» **Input rows**

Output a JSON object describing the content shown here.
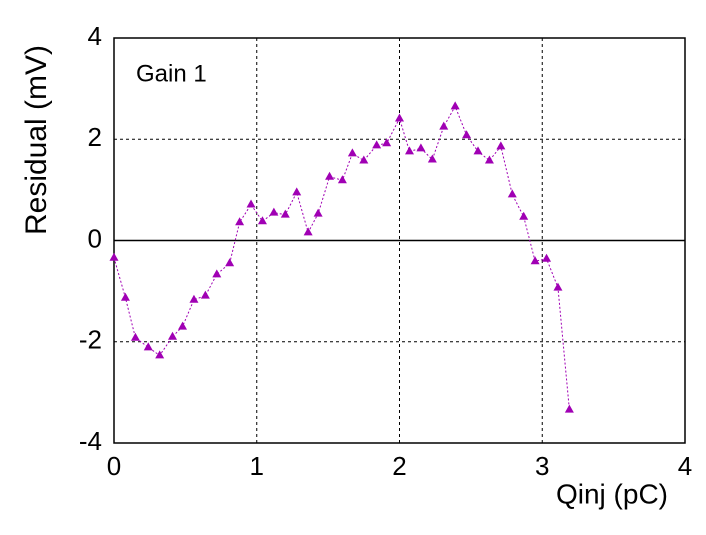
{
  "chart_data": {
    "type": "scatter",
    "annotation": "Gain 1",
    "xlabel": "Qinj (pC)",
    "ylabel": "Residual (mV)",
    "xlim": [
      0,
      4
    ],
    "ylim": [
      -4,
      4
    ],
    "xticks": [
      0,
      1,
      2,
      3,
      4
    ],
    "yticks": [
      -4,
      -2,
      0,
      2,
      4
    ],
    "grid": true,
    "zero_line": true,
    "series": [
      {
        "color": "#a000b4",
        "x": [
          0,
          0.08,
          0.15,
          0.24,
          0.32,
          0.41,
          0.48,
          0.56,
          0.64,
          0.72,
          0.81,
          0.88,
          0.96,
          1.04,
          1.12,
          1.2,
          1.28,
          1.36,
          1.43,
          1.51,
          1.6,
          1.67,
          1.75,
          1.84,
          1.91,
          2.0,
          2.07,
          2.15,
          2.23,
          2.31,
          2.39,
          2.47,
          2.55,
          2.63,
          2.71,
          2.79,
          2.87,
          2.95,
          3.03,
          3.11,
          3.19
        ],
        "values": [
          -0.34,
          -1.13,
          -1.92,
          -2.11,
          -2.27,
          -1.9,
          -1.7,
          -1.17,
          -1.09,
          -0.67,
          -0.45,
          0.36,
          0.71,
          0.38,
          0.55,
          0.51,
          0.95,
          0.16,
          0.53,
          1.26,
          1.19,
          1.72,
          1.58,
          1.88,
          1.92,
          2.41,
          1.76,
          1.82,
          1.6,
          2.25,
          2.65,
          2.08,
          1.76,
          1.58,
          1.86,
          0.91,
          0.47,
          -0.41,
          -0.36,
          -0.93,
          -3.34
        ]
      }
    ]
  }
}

» **Job**
Repeat the material verbatim. Do not carry over any picture.

» **Written reply**
Output a JSON object describing the content shown here.
{
  "chart_data": {
    "type": "scatter",
    "annotation": "Gain 1",
    "xlabel": "Qinj (pC)",
    "ylabel": "Residual (mV)",
    "xlim": [
      0,
      4
    ],
    "ylim": [
      -4,
      4
    ],
    "xticks": [
      0,
      1,
      2,
      3,
      4
    ],
    "yticks": [
      -4,
      -2,
      0,
      2,
      4
    ],
    "grid": true,
    "zero_line": true,
    "series": [
      {
        "color": "#a000b4",
        "x": [
          0,
          0.08,
          0.15,
          0.24,
          0.32,
          0.41,
          0.48,
          0.56,
          0.64,
          0.72,
          0.81,
          0.88,
          0.96,
          1.04,
          1.12,
          1.2,
          1.28,
          1.36,
          1.43,
          1.51,
          1.6,
          1.67,
          1.75,
          1.84,
          1.91,
          2.0,
          2.07,
          2.15,
          2.23,
          2.31,
          2.39,
          2.47,
          2.55,
          2.63,
          2.71,
          2.79,
          2.87,
          2.95,
          3.03,
          3.11,
          3.19
        ],
        "values": [
          -0.34,
          -1.13,
          -1.92,
          -2.11,
          -2.27,
          -1.9,
          -1.7,
          -1.17,
          -1.09,
          -0.67,
          -0.45,
          0.36,
          0.71,
          0.38,
          0.55,
          0.51,
          0.95,
          0.16,
          0.53,
          1.26,
          1.19,
          1.72,
          1.58,
          1.88,
          1.92,
          2.41,
          1.76,
          1.82,
          1.6,
          2.25,
          2.65,
          2.08,
          1.76,
          1.58,
          1.86,
          0.91,
          0.47,
          -0.41,
          -0.36,
          -0.93,
          -3.34
        ]
      }
    ]
  }
}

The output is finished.